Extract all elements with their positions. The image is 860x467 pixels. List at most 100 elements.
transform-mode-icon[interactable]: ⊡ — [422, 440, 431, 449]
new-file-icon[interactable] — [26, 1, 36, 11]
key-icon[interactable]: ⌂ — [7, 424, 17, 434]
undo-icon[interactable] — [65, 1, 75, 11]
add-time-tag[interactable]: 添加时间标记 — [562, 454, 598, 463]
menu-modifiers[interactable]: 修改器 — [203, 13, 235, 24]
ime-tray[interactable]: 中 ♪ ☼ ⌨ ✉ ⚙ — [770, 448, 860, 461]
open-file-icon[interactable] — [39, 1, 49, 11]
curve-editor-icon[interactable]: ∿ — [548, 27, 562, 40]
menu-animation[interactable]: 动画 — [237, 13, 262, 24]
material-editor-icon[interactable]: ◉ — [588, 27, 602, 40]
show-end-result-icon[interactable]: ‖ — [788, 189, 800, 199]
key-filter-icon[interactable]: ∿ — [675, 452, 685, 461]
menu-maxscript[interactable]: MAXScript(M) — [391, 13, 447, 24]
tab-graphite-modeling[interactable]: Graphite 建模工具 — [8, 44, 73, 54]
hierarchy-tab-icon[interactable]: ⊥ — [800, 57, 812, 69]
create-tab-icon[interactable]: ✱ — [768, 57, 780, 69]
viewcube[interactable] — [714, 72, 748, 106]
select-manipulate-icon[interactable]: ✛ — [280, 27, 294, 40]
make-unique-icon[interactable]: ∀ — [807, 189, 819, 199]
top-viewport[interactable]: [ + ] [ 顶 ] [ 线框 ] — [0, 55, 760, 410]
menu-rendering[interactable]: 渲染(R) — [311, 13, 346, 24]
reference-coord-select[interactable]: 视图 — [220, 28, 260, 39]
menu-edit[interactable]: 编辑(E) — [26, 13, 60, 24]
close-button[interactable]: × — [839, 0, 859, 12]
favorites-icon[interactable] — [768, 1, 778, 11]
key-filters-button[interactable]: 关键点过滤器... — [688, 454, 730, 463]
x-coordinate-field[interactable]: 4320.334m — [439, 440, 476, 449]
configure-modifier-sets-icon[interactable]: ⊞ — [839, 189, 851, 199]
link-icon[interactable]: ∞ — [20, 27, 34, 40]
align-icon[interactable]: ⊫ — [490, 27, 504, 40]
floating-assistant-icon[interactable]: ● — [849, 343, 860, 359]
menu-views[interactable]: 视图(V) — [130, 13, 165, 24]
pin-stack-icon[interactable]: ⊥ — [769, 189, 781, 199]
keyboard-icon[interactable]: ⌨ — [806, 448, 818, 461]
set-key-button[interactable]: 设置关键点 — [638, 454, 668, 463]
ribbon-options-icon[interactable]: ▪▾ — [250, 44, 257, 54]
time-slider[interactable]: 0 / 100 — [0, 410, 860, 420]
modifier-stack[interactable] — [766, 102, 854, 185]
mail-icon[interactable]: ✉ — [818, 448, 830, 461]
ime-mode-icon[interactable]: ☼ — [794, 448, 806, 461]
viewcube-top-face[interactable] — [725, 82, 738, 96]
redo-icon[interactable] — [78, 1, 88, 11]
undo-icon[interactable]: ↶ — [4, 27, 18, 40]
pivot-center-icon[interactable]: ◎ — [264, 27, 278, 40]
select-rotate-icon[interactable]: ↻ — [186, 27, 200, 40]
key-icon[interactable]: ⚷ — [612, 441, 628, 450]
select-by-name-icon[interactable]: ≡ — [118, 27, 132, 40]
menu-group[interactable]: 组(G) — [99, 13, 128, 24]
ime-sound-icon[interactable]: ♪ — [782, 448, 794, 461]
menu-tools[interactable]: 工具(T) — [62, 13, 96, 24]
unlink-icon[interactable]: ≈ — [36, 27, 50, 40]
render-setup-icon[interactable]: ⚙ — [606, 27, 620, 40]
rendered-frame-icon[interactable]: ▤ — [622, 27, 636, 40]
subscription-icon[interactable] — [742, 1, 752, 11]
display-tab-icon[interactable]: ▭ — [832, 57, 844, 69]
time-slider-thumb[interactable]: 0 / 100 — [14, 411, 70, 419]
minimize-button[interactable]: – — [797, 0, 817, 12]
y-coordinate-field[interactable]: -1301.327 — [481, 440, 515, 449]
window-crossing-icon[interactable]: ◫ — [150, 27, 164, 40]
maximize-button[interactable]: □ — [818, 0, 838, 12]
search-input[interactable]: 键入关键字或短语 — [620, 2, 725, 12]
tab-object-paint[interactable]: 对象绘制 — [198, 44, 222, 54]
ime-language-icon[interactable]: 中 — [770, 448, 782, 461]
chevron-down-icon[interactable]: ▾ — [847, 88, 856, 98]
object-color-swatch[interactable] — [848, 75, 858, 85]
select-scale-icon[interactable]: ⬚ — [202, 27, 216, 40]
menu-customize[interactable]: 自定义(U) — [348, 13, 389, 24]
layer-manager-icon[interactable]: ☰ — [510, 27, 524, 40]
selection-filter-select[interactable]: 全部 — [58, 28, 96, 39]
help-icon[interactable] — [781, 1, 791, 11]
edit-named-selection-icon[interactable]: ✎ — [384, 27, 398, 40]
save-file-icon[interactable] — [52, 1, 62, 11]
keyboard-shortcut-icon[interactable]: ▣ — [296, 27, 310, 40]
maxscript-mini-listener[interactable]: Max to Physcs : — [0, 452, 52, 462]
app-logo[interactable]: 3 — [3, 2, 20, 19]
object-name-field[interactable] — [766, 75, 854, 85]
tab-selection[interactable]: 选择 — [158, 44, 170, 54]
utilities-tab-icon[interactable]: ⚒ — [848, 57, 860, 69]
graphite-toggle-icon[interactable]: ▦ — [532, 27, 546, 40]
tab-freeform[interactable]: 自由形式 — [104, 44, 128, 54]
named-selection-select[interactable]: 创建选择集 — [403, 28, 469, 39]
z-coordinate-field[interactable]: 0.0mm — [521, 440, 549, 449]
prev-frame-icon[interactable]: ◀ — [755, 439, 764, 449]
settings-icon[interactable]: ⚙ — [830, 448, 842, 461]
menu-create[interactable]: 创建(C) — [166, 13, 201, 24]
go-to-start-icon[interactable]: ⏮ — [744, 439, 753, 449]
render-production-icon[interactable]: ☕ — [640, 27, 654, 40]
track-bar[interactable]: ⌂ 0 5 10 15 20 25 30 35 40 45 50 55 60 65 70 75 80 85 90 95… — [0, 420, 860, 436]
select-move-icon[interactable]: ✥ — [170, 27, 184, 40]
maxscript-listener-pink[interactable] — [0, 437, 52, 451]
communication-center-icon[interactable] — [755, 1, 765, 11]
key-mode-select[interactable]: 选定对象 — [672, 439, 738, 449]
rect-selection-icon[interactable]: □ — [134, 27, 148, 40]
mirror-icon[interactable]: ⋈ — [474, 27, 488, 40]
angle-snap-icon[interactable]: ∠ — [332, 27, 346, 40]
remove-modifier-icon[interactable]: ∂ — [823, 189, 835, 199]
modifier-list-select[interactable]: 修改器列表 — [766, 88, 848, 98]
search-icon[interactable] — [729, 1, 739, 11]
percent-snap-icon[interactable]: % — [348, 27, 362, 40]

━━━━━━

Reproduce all the items above word for word, in the same order.

Extract all elements with their positions. The image is 860x467 pixels. List at most 100 elements.
transform-mode-icon[interactable]: ⊡ — [422, 440, 431, 449]
new-file-icon[interactable] — [26, 1, 36, 11]
key-icon[interactable]: ⌂ — [7, 424, 17, 434]
undo-icon[interactable] — [65, 1, 75, 11]
add-time-tag[interactable]: 添加时间标记 — [562, 454, 598, 463]
menu-modifiers[interactable]: 修改器 — [203, 13, 235, 24]
ime-tray[interactable]: 中 ♪ ☼ ⌨ ✉ ⚙ — [770, 448, 860, 461]
open-file-icon[interactable] — [39, 1, 49, 11]
curve-editor-icon[interactable]: ∿ — [548, 27, 562, 40]
menu-animation[interactable]: 动画 — [237, 13, 262, 24]
material-editor-icon[interactable]: ◉ — [588, 27, 602, 40]
show-end-result-icon[interactable]: ‖ — [788, 189, 800, 199]
key-filter-icon[interactable]: ∿ — [675, 452, 685, 461]
menu-maxscript[interactable]: MAXScript(M) — [391, 13, 447, 24]
tab-graphite-modeling[interactable]: Graphite 建模工具 — [8, 44, 73, 54]
hierarchy-tab-icon[interactable]: ⊥ — [800, 57, 812, 69]
create-tab-icon[interactable]: ✱ — [768, 57, 780, 69]
viewcube[interactable] — [714, 72, 748, 106]
select-manipulate-icon[interactable]: ✛ — [280, 27, 294, 40]
make-unique-icon[interactable]: ∀ — [807, 189, 819, 199]
top-viewport[interactable]: [ + ] [ 顶 ] [ 线框 ] — [0, 55, 760, 410]
menu-rendering[interactable]: 渲染(R) — [311, 13, 346, 24]
reference-coord-select[interactable]: 视图 — [220, 28, 260, 39]
menu-edit[interactable]: 编辑(E) — [26, 13, 60, 24]
close-button[interactable]: × — [839, 0, 859, 12]
favorites-icon[interactable] — [768, 1, 778, 11]
key-filters-button[interactable]: 关键点过滤器... — [688, 454, 730, 463]
x-coordinate-field[interactable]: 4320.334m — [439, 440, 476, 449]
configure-modifier-sets-icon[interactable]: ⊞ — [839, 189, 851, 199]
link-icon[interactable]: ∞ — [20, 27, 34, 40]
align-icon[interactable]: ⊫ — [490, 27, 504, 40]
floating-assistant-icon[interactable]: ● — [849, 343, 860, 359]
menu-views[interactable]: 视图(V) — [130, 13, 165, 24]
pin-stack-icon[interactable]: ⊥ — [769, 189, 781, 199]
keyboard-icon[interactable]: ⌨ — [806, 448, 818, 461]
set-key-button[interactable]: 设置关键点 — [638, 454, 668, 463]
ribbon-options-icon[interactable]: ▪▾ — [250, 44, 257, 54]
time-slider[interactable]: 0 / 100 — [0, 410, 860, 420]
modifier-stack[interactable] — [766, 102, 854, 185]
mail-icon[interactable]: ✉ — [818, 448, 830, 461]
ime-mode-icon[interactable]: ☼ — [794, 448, 806, 461]
viewcube-top-face[interactable] — [725, 82, 738, 96]
redo-icon[interactable] — [78, 1, 88, 11]
undo-icon[interactable]: ↶ — [4, 27, 18, 40]
pivot-center-icon[interactable]: ◎ — [264, 27, 278, 40]
select-rotate-icon[interactable]: ↻ — [186, 27, 200, 40]
key-icon[interactable]: ⚷ — [612, 441, 628, 450]
select-by-name-icon[interactable]: ≡ — [118, 27, 132, 40]
menu-group[interactable]: 组(G) — [99, 13, 128, 24]
ime-sound-icon[interactable]: ♪ — [782, 448, 794, 461]
menu-tools[interactable]: 工具(T) — [62, 13, 96, 24]
unlink-icon[interactable]: ≈ — [36, 27, 50, 40]
render-setup-icon[interactable]: ⚙ — [606, 27, 620, 40]
rendered-frame-icon[interactable]: ▤ — [622, 27, 636, 40]
subscription-icon[interactable] — [742, 1, 752, 11]
display-tab-icon[interactable]: ▭ — [832, 57, 844, 69]
time-slider-thumb[interactable]: 0 / 100 — [14, 411, 70, 419]
minimize-button[interactable]: – — [797, 0, 817, 12]
y-coordinate-field[interactable]: -1301.327 — [481, 440, 515, 449]
window-crossing-icon[interactable]: ◫ — [150, 27, 164, 40]
maximize-button[interactable]: □ — [818, 0, 838, 12]
search-input[interactable]: 键入关键字或短语 — [620, 2, 725, 12]
tab-object-paint[interactable]: 对象绘制 — [198, 44, 222, 54]
ime-language-icon[interactable]: 中 — [770, 448, 782, 461]
chevron-down-icon[interactable]: ▾ — [847, 88, 856, 98]
object-color-swatch[interactable] — [848, 75, 858, 85]
select-scale-icon[interactable]: ⬚ — [202, 27, 216, 40]
menu-customize[interactable]: 自定义(U) — [348, 13, 389, 24]
layer-manager-icon[interactable]: ☰ — [510, 27, 524, 40]
selection-filter-select[interactable]: 全部 — [58, 28, 96, 39]
help-icon[interactable] — [781, 1, 791, 11]
edit-named-selection-icon[interactable]: ✎ — [384, 27, 398, 40]
save-file-icon[interactable] — [52, 1, 62, 11]
keyboard-shortcut-icon[interactable]: ▣ — [296, 27, 310, 40]
maxscript-mini-listener[interactable]: Max to Physcs : — [0, 452, 52, 462]
app-logo[interactable]: 3 — [3, 2, 20, 19]
object-name-field[interactable] — [766, 75, 854, 85]
tab-selection[interactable]: 选择 — [158, 44, 170, 54]
utilities-tab-icon[interactable]: ⚒ — [848, 57, 860, 69]
graphite-toggle-icon[interactable]: ▦ — [532, 27, 546, 40]
tab-freeform[interactable]: 自由形式 — [104, 44, 128, 54]
named-selection-select[interactable]: 创建选择集 — [403, 28, 469, 39]
z-coordinate-field[interactable]: 0.0mm — [521, 440, 549, 449]
prev-frame-icon[interactable]: ◀ — [755, 439, 764, 449]
settings-icon[interactable]: ⚙ — [830, 448, 842, 461]
menu-create[interactable]: 创建(C) — [166, 13, 201, 24]
go-to-start-icon[interactable]: ⏮ — [744, 439, 753, 449]
render-production-icon[interactable]: ☕ — [640, 27, 654, 40]
track-bar[interactable]: ⌂ 0 5 10 15 20 25 30 35 40 45 50 55 60 65 70 75 80 85 90 95… — [0, 420, 860, 436]
select-move-icon[interactable]: ✥ — [170, 27, 184, 40]
maxscript-listener-pink[interactable] — [0, 437, 52, 451]
communication-center-icon[interactable] — [755, 1, 765, 11]
key-mode-select[interactable]: 选定对象 — [672, 439, 738, 449]
rect-selection-icon[interactable]: □ — [134, 27, 148, 40]
mirror-icon[interactable]: ⋈ — [474, 27, 488, 40]
angle-snap-icon[interactable]: ∠ — [332, 27, 346, 40]
remove-modifier-icon[interactable]: ∂ — [823, 189, 835, 199]
modifier-list-select[interactable]: 修改器列表 — [766, 88, 848, 98]
search-icon[interactable] — [729, 1, 739, 11]
percent-snap-icon[interactable]: % — [348, 27, 362, 40]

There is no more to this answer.